> EXERCISE DIRECTIONS: Scan the material below for lines with the word "ruszy" and report how many there are, with nothing added.

==== EXTRACTED INFORMATION ====

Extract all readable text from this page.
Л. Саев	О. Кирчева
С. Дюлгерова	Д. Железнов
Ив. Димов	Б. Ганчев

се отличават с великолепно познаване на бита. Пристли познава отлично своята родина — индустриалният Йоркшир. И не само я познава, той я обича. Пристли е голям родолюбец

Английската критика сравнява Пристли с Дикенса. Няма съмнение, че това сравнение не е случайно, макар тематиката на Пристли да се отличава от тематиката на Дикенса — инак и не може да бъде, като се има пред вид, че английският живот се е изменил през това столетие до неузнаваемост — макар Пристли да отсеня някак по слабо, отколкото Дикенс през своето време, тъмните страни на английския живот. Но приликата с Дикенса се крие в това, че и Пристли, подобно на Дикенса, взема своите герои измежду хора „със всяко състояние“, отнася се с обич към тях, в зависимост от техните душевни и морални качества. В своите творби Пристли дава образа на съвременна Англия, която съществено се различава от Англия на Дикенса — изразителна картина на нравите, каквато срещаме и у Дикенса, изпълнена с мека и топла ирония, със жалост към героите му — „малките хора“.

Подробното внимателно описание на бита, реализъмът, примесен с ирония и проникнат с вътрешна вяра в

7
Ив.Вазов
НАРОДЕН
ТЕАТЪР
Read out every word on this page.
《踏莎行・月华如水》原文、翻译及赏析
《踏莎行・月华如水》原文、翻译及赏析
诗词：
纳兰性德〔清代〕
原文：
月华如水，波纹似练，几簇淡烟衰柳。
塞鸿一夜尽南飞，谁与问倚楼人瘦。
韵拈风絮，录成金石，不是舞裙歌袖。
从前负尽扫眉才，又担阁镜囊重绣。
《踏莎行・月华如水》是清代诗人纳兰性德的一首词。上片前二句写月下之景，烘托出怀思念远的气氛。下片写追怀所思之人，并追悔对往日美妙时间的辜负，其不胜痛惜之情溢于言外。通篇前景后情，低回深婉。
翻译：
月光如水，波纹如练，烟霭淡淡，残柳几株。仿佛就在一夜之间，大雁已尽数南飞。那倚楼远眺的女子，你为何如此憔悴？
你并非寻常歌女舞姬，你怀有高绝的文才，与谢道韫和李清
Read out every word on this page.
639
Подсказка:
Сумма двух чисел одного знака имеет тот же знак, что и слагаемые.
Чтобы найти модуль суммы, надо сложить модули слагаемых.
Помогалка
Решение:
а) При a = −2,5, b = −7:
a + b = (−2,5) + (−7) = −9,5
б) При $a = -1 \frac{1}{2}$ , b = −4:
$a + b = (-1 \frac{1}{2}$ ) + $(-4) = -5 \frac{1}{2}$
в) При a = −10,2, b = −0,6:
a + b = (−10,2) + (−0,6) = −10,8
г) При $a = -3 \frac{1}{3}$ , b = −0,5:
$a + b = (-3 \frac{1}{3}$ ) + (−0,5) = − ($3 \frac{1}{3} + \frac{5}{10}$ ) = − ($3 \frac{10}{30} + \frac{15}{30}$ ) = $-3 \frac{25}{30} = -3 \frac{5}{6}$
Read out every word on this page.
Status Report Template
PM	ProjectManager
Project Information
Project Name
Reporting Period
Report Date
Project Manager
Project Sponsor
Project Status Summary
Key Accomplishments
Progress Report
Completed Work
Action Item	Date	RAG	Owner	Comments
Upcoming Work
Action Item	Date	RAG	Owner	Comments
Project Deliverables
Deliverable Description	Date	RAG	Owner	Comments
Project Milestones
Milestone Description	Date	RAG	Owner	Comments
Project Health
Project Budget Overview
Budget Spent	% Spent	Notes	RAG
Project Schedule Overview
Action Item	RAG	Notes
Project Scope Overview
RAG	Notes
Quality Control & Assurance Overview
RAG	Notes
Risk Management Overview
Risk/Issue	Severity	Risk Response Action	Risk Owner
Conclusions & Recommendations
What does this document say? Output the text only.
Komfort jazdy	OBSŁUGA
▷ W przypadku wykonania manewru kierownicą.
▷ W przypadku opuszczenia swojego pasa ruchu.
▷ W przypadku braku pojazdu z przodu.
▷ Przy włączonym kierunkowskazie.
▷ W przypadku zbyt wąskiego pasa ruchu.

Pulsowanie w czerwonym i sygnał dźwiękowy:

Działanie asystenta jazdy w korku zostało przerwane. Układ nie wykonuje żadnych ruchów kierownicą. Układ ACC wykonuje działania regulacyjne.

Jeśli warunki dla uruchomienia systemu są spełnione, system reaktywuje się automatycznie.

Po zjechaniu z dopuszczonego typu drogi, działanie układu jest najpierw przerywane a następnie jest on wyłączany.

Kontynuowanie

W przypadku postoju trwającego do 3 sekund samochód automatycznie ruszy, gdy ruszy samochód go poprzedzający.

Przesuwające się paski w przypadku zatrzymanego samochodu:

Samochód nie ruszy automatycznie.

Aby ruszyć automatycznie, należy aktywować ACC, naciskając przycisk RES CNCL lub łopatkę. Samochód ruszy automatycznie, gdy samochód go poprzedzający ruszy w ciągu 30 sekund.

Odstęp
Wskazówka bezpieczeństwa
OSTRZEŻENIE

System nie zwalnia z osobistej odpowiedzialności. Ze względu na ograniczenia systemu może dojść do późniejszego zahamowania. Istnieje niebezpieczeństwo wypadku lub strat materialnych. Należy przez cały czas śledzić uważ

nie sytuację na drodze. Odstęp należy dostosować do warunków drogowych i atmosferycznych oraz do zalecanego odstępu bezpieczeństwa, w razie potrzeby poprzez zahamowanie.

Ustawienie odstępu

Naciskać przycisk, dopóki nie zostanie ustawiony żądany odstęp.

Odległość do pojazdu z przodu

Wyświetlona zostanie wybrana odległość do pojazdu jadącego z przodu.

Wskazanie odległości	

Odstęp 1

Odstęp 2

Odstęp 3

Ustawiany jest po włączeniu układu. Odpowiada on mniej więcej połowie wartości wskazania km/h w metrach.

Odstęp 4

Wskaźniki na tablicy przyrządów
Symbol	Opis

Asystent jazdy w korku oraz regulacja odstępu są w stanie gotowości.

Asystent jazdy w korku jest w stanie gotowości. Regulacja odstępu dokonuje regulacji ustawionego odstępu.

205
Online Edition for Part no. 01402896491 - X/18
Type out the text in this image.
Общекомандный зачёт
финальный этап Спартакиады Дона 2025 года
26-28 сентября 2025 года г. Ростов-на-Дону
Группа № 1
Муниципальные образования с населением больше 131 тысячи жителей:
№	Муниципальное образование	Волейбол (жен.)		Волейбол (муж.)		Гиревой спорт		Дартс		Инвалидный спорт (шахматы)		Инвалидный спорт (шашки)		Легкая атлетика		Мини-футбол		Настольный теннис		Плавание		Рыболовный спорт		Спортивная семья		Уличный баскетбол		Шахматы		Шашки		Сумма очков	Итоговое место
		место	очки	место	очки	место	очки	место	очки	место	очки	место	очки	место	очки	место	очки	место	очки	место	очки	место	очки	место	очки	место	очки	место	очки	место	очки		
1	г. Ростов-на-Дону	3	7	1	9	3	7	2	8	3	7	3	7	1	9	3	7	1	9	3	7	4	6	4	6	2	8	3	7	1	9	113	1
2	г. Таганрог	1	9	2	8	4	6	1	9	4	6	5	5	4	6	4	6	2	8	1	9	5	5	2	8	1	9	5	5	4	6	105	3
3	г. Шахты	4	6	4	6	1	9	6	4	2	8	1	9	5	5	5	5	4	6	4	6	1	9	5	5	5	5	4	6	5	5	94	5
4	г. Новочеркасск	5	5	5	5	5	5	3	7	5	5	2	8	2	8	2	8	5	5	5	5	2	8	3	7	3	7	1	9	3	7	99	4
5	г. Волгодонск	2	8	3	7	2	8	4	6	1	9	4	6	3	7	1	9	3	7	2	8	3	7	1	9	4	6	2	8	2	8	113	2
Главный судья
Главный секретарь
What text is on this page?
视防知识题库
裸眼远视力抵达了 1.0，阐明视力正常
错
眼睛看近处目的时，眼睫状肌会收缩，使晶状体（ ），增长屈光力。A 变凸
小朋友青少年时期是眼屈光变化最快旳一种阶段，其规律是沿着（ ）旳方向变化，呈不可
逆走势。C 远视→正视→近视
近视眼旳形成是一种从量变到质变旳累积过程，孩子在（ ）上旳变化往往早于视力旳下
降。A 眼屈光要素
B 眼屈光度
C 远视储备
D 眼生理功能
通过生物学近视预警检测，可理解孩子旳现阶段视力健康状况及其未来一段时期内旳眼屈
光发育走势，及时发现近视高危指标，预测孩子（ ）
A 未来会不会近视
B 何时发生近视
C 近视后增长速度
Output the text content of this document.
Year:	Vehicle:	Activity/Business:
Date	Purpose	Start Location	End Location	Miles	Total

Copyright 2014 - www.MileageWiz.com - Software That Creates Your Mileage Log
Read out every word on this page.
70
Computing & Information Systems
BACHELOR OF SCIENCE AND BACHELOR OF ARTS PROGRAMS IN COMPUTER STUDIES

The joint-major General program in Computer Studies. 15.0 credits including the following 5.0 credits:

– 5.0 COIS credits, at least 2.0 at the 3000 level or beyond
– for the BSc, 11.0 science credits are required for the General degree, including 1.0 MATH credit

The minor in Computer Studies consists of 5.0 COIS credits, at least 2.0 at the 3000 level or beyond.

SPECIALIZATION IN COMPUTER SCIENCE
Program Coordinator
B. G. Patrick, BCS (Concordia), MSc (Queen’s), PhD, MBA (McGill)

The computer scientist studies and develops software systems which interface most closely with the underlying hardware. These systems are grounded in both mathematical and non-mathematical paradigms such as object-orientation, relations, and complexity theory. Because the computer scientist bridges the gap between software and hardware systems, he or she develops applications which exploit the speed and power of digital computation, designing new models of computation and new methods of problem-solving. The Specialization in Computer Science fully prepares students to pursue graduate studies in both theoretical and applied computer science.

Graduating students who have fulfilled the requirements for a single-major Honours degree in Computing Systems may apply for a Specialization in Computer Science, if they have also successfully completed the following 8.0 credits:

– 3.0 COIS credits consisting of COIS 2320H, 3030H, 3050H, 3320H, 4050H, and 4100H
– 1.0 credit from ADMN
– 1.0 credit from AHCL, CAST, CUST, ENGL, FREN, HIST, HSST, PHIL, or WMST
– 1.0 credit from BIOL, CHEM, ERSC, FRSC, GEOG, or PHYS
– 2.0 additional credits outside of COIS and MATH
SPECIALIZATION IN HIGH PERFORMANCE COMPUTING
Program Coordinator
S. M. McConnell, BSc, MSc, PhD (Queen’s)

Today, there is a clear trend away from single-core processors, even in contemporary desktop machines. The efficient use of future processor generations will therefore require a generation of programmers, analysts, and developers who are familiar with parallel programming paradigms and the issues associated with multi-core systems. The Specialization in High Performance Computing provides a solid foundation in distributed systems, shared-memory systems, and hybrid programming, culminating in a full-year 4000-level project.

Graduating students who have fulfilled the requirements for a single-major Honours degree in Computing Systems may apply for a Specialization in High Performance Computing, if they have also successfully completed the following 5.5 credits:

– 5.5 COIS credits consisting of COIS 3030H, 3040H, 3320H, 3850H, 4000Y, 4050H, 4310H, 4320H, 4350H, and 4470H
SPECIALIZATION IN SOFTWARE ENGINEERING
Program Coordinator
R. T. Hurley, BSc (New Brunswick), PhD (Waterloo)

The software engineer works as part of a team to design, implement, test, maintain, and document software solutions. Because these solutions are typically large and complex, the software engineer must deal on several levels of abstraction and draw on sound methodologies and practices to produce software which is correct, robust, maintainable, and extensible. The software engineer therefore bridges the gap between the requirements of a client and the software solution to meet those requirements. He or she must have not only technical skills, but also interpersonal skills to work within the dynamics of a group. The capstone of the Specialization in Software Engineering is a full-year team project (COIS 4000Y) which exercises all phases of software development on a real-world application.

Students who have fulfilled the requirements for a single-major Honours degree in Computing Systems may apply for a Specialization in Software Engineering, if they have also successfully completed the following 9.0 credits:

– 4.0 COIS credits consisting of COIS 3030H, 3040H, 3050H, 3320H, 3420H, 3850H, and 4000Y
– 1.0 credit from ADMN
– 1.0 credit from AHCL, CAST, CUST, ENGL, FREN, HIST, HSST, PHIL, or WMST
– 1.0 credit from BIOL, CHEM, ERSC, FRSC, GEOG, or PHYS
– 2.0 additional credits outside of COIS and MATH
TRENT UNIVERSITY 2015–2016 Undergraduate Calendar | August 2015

====

> TASK RESPONSE: 3